Your task is to give the data again, exactly, with every line intact.

--- --- ---

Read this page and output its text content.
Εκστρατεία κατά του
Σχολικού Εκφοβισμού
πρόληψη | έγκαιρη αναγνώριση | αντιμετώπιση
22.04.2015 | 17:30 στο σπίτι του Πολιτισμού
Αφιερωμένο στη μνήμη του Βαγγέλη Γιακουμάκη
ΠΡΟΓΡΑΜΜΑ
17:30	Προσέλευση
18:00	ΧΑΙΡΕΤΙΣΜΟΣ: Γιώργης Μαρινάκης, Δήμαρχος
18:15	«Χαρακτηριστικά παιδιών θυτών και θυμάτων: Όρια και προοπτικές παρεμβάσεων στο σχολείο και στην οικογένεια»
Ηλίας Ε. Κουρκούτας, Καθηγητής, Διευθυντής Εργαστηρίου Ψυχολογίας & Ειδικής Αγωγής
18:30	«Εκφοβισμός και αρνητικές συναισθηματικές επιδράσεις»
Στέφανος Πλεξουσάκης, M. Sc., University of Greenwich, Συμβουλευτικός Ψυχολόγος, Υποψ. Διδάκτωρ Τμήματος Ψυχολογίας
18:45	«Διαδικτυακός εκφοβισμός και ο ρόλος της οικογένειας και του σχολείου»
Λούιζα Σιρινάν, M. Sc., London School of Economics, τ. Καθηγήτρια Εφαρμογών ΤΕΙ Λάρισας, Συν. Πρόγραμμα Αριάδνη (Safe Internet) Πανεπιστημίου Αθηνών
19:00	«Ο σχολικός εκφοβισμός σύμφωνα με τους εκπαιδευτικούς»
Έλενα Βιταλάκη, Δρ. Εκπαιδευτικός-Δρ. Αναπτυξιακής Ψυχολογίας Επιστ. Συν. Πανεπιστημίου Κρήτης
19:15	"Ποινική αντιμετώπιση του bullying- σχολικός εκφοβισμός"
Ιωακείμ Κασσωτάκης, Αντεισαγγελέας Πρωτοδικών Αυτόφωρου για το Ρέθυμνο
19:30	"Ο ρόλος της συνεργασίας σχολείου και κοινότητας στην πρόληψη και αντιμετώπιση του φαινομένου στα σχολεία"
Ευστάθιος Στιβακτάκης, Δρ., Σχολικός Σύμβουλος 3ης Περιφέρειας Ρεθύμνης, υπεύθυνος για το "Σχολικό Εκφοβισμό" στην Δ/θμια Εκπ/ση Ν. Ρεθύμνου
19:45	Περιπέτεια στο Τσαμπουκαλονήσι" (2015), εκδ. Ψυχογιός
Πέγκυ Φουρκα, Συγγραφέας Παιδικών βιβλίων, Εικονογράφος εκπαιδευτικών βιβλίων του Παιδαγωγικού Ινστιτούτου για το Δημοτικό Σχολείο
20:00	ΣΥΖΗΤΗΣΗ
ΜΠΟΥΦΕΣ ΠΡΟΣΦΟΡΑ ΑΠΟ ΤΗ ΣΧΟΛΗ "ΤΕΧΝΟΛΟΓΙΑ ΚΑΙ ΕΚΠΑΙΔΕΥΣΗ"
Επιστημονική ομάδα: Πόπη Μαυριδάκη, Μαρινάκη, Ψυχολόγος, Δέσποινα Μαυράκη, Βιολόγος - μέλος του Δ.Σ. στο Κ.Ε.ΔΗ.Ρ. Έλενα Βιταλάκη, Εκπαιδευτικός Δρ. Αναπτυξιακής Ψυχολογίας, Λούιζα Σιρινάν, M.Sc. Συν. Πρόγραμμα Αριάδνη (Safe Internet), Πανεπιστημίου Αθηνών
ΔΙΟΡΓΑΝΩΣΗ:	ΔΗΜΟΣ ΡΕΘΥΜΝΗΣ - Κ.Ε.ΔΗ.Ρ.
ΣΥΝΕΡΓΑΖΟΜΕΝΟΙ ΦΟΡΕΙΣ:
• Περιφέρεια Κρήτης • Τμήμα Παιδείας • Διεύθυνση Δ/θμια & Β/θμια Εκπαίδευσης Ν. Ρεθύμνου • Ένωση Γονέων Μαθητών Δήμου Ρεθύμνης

--- --- ---

### EXERCISE RESULT
Read this page and output its text content.
Εκστρατεία κατά του
Σχολικού Εκφοβισμού
πρόληψη | έγκαιρη αναγνώριση | αντιμετώπιση
22.04.2015 | 17:30 στο σπίτι του Πολιτισμού
Αφιερωμένο στη μνήμη του Βαγγέλη Γιακουμάκη
ΠΡΟΓΡΑΜΜΑ
17:30	Προσέλευση
18:00	ΧΑΙΡΕΤΙΣΜΟΣ: Γιώργης Μαρινάκης, Δήμαρχος
18:15	«Χαρακτηριστικά παιδιών θυτών και θυμάτων: Όρια και προοπτικές παρεμβάσεων στο σχολείο και στην οικογένεια»
Ηλίας Ε. Κουρκούτας, Καθηγητής, Διευθυντής Εργαστηρίου Ψυχολογίας & Ειδικής Αγωγής
18:30	«Εκφοβισμός και αρνητικές συναισθηματικές επιδράσεις»
Στέφανος Πλεξουσάκης, M. Sc., University of Greenwich, Συμβουλευτικός Ψυχολόγος, Υποψ. Διδάκτωρ Τμήματος Ψυχολογίας
18:45	«Διαδικτυακός εκφοβισμός και ο ρόλος της οικογένειας και του σχολείου»
Λούιζα Σιρινάν, M. Sc., London School of Economics, τ. Καθηγήτρια Εφαρμογών ΤΕΙ Λάρισας, Συν. Πρόγραμμα Αριάδνη (Safe Internet) Πανεπιστημίου Αθηνών
19:00	«Ο σχολικός εκφοβισμός σύμφωνα με τους εκπαιδευτικούς»
Έλενα Βιταλάκη, Δρ. Εκπαιδευτικός-Δρ. Αναπτυξιακής Ψυχολογίας Επιστ. Συν. Πανεπιστημίου Κρήτης
19:15	"Ποινική αντιμετώπιση του bullying- σχολικός εκφοβισμός"
Ιωακείμ Κασσωτάκης, Αντεισαγγελέας Πρωτοδικών Αυτόφωρου για το Ρέθυμνο
19:30	"Ο ρόλος της συνεργασίας σχολείου και κοινότητας στην πρόληψη και αντιμετώπιση του φαινομένου στα σχολεία"
Ευστάθιος Στιβακτάκης, Δρ., Σχολικός Σύμβουλος 3ης Περιφέρειας Ρεθύμνης, υπεύθυνος για το "Σχολικό Εκφοβισμό" στην Δ/θμια Εκπ/ση Ν. Ρεθύμνου
19:45	Περιπέτεια στο Τσαμπουκαλονήσι" (2015), εκδ. Ψυχογιός
Πέγκυ Φουρκα, Συγγραφέας Παιδικών βιβλίων, Εικονογράφος εκπαιδευτικών βιβλίων του Παιδαγωγικού Ινστιτούτου για το Δημοτικό Σχολείο
20:00	ΣΥΖΗΤΗΣΗ
ΜΠΟΥΦΕΣ ΠΡΟΣΦΟΡΑ ΑΠΟ ΤΗ ΣΧΟΛΗ "ΤΕΧΝΟΛΟΓΙΑ ΚΑΙ ΕΚΠΑΙΔΕΥΣΗ"
Επιστημονική ομάδα: Πόπη Μαυριδάκη, Μαρινάκη, Ψυχολόγος, Δέσποινα Μαυράκη, Βιολόγος - μέλος του Δ.Σ. στο Κ.Ε.ΔΗ.Ρ. Έλενα Βιταλάκη, Εκπαιδευτικός Δρ. Αναπτυξιακής Ψυχολογίας, Λούιζα Σιρινάν, M.Sc. Συν. Πρόγραμμα Αριάδνη (Safe Internet), Πανεπιστημίου Αθηνών
ΔΙΟΡΓΑΝΩΣΗ:	ΔΗΜΟΣ ΡΕΘΥΜΝΗΣ - Κ.Ε.ΔΗ.Ρ.
ΣΥΝΕΡΓΑΖΟΜΕΝΟΙ ΦΟΡΕΙΣ:
• Περιφέρεια Κρήτης • Τμήμα Παιδείας • Διεύθυνση Δ/θμια & Β/θμια Εκπαίδευσης Ν. Ρεθύμνου • Ένωση Γονέων Μαθητών Δήμου Ρεθύμνης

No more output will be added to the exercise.